Count every line below in which "Signal" occurs, then give only the count.

━━━━━━━━

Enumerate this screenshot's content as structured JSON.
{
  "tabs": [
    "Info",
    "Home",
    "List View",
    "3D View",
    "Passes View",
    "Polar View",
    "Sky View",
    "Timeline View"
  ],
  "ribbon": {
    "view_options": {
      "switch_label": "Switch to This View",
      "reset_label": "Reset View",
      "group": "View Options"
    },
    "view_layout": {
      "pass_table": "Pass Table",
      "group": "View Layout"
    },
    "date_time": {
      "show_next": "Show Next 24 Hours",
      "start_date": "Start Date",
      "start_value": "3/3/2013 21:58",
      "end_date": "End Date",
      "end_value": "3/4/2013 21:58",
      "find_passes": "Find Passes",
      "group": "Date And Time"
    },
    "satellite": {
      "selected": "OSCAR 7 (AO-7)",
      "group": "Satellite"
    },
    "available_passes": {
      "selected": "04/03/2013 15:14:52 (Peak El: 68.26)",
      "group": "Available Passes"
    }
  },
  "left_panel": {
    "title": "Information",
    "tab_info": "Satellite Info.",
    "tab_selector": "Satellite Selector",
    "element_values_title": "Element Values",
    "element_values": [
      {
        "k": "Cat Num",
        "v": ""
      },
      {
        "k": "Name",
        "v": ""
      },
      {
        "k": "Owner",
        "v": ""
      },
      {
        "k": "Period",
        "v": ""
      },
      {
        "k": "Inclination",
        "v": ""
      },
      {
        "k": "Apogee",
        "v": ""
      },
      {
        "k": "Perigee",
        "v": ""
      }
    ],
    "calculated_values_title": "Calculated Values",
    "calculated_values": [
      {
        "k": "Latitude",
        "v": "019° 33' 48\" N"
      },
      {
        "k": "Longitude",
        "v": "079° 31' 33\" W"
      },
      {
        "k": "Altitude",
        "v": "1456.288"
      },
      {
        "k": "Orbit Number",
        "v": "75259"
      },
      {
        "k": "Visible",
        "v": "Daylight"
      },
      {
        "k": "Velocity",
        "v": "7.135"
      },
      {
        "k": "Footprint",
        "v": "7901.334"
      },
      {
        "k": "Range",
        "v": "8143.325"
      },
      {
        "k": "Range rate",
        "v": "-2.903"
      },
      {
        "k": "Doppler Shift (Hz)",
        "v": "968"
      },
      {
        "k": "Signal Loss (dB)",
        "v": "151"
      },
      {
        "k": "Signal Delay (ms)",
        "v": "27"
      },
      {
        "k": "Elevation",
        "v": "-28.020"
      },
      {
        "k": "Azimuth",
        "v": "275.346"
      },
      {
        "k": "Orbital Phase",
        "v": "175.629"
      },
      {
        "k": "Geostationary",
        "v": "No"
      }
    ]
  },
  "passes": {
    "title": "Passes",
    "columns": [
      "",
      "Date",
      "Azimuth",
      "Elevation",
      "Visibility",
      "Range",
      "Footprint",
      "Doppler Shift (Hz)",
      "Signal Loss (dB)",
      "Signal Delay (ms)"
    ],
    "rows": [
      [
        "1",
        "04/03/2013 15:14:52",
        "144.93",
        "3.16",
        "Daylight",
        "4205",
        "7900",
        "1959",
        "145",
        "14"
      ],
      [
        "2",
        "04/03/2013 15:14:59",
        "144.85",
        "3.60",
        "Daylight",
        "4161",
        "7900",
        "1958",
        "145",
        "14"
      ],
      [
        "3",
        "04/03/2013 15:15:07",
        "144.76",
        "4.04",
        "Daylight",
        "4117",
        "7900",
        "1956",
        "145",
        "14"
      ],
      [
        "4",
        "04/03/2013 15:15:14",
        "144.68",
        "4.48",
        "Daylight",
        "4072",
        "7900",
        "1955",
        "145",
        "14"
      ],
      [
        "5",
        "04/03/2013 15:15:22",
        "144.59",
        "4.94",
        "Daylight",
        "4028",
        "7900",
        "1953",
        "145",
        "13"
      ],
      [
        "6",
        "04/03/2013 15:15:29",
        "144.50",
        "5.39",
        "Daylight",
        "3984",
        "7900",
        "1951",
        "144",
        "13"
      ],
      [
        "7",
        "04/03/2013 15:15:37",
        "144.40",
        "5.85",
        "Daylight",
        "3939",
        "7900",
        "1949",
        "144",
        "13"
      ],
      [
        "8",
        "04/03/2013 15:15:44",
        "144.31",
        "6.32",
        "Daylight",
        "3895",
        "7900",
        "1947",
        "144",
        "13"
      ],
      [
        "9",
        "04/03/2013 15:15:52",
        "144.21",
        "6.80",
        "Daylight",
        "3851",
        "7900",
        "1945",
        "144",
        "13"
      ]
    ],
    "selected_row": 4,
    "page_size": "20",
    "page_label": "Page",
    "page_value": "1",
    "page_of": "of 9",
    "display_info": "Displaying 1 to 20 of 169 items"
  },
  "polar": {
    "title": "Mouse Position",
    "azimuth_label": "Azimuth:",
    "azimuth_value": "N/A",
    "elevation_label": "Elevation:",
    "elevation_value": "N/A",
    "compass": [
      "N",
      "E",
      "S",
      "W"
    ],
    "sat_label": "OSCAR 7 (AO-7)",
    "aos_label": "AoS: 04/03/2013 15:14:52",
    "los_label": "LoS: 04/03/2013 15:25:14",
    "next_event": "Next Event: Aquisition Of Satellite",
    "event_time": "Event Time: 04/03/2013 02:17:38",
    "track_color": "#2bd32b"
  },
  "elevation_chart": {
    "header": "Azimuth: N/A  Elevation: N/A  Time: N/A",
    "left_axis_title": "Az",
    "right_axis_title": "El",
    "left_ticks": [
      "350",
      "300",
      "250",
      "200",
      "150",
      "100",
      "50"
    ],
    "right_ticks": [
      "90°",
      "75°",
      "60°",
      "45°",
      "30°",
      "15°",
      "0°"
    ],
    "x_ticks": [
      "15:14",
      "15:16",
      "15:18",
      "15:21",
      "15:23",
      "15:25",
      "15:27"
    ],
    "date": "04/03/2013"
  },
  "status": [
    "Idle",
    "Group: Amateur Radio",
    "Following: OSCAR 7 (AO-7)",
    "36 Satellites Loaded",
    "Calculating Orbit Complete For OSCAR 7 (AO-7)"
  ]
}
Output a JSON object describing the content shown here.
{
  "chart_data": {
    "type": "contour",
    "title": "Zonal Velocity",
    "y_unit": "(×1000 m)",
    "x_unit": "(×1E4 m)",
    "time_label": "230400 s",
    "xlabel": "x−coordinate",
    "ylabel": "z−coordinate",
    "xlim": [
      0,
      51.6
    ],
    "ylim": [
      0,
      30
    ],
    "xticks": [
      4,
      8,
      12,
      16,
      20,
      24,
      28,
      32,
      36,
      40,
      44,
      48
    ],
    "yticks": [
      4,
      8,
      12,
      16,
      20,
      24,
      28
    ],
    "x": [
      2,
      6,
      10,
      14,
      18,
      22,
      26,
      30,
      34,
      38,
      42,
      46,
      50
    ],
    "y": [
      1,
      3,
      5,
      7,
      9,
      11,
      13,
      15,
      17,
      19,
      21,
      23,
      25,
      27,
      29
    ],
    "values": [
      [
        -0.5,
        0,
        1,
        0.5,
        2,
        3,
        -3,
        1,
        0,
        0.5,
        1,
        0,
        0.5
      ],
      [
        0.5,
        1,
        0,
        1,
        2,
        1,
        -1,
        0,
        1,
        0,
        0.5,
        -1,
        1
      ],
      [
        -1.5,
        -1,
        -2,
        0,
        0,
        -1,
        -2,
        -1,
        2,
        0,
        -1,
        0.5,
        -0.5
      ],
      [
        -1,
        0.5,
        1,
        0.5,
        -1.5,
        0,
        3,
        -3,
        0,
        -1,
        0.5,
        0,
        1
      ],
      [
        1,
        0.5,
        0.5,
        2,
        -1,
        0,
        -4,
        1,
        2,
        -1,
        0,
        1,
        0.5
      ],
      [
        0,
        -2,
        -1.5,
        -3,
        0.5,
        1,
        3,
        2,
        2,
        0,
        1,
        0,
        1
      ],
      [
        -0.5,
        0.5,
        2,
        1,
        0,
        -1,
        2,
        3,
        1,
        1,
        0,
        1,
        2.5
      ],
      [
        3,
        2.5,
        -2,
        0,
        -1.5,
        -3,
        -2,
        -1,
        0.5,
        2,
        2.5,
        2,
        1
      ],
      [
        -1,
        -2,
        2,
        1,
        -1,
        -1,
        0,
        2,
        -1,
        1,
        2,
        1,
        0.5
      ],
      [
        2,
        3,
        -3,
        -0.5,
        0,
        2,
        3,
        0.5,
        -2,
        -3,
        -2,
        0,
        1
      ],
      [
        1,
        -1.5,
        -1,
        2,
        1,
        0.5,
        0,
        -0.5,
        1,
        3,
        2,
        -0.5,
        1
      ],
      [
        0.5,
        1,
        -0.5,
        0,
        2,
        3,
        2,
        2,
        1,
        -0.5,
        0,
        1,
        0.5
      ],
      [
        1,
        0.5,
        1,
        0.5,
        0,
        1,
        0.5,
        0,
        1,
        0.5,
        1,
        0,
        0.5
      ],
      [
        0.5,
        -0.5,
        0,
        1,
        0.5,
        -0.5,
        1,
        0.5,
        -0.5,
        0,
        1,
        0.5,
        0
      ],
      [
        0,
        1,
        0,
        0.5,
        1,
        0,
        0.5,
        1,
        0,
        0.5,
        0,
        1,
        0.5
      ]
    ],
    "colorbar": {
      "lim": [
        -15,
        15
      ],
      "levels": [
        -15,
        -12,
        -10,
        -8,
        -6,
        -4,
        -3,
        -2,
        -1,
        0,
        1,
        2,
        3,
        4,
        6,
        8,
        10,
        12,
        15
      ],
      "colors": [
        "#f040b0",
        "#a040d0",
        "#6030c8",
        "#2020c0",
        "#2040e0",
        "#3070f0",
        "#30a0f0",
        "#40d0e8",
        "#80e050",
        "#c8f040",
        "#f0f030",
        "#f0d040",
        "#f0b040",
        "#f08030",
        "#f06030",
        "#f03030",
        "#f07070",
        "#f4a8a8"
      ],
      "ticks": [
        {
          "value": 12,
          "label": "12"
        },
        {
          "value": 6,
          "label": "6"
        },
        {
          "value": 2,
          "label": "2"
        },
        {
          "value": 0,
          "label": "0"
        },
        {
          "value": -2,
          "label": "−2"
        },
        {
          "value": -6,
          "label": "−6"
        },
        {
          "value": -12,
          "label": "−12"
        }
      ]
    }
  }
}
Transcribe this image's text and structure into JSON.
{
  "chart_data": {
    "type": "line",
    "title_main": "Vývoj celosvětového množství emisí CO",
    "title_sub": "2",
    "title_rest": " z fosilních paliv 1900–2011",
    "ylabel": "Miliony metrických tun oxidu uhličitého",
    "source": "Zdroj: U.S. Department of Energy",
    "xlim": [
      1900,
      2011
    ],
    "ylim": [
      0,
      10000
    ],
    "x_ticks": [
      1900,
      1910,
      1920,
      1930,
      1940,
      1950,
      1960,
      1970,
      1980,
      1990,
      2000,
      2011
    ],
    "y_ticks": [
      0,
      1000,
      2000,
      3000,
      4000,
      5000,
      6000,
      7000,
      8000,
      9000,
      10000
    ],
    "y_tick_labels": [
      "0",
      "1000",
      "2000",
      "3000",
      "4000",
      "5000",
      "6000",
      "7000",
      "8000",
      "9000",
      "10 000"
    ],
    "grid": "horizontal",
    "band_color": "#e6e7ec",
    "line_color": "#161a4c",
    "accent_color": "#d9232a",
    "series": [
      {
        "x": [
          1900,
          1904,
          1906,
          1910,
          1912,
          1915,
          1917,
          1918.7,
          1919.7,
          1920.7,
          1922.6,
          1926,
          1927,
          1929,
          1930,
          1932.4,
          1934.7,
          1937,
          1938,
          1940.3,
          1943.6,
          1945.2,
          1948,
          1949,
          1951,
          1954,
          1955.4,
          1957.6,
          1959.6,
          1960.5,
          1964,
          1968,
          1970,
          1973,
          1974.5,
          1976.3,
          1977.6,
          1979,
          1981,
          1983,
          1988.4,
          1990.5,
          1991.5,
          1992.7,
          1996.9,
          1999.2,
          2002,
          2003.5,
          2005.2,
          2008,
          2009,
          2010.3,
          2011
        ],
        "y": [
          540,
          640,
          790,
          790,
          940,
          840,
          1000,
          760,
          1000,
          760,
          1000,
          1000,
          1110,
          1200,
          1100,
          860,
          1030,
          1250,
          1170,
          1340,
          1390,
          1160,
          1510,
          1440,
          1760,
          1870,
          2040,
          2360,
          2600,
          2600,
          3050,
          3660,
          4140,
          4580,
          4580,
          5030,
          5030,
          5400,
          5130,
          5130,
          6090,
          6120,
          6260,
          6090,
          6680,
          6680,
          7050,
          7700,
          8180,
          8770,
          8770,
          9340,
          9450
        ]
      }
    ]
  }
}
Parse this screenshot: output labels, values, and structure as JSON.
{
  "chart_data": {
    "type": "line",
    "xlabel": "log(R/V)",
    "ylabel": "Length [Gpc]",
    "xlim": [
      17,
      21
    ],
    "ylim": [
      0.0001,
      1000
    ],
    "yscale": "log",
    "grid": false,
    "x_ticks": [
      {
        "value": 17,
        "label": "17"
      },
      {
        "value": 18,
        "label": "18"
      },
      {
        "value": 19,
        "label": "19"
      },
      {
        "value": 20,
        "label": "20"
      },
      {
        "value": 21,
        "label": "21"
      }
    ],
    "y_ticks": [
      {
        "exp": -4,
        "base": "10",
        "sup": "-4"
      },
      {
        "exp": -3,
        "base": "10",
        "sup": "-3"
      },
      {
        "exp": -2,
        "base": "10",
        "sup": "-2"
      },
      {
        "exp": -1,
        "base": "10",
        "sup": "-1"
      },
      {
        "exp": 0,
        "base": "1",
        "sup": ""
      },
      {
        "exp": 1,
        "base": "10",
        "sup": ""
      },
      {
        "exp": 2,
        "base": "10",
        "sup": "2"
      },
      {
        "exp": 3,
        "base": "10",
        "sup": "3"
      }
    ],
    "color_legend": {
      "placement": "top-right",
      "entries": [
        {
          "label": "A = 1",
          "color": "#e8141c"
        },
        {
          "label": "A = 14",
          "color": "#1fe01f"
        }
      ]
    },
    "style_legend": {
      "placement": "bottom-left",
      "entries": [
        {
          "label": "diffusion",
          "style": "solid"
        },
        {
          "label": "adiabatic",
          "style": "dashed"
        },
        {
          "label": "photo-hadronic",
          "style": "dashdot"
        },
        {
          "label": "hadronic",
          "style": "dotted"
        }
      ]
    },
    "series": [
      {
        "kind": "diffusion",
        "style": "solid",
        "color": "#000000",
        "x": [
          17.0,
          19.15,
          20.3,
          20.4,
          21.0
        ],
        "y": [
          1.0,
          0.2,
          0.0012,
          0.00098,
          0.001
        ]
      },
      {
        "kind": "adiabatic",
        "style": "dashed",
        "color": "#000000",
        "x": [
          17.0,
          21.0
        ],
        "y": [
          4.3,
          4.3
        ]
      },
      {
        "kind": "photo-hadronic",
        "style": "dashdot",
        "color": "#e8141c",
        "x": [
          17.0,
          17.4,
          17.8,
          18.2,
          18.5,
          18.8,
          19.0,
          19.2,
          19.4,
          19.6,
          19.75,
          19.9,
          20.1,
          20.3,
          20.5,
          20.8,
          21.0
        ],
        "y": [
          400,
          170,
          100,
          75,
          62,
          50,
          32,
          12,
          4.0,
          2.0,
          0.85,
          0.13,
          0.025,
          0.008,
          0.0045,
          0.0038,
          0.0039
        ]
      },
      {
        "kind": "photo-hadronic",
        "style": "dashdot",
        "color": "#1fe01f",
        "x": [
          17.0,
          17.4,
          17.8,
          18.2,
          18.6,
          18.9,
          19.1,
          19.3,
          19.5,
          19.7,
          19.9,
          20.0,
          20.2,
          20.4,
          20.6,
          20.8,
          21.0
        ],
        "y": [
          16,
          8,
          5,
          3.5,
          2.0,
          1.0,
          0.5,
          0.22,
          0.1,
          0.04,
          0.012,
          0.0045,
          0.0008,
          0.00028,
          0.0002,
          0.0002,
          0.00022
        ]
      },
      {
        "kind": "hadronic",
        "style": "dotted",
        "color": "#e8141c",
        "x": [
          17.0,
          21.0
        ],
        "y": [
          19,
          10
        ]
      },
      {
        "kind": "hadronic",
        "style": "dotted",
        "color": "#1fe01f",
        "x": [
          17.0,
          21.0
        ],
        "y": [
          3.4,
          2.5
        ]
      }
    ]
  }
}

━━━━━━━━

◆ Completed task
4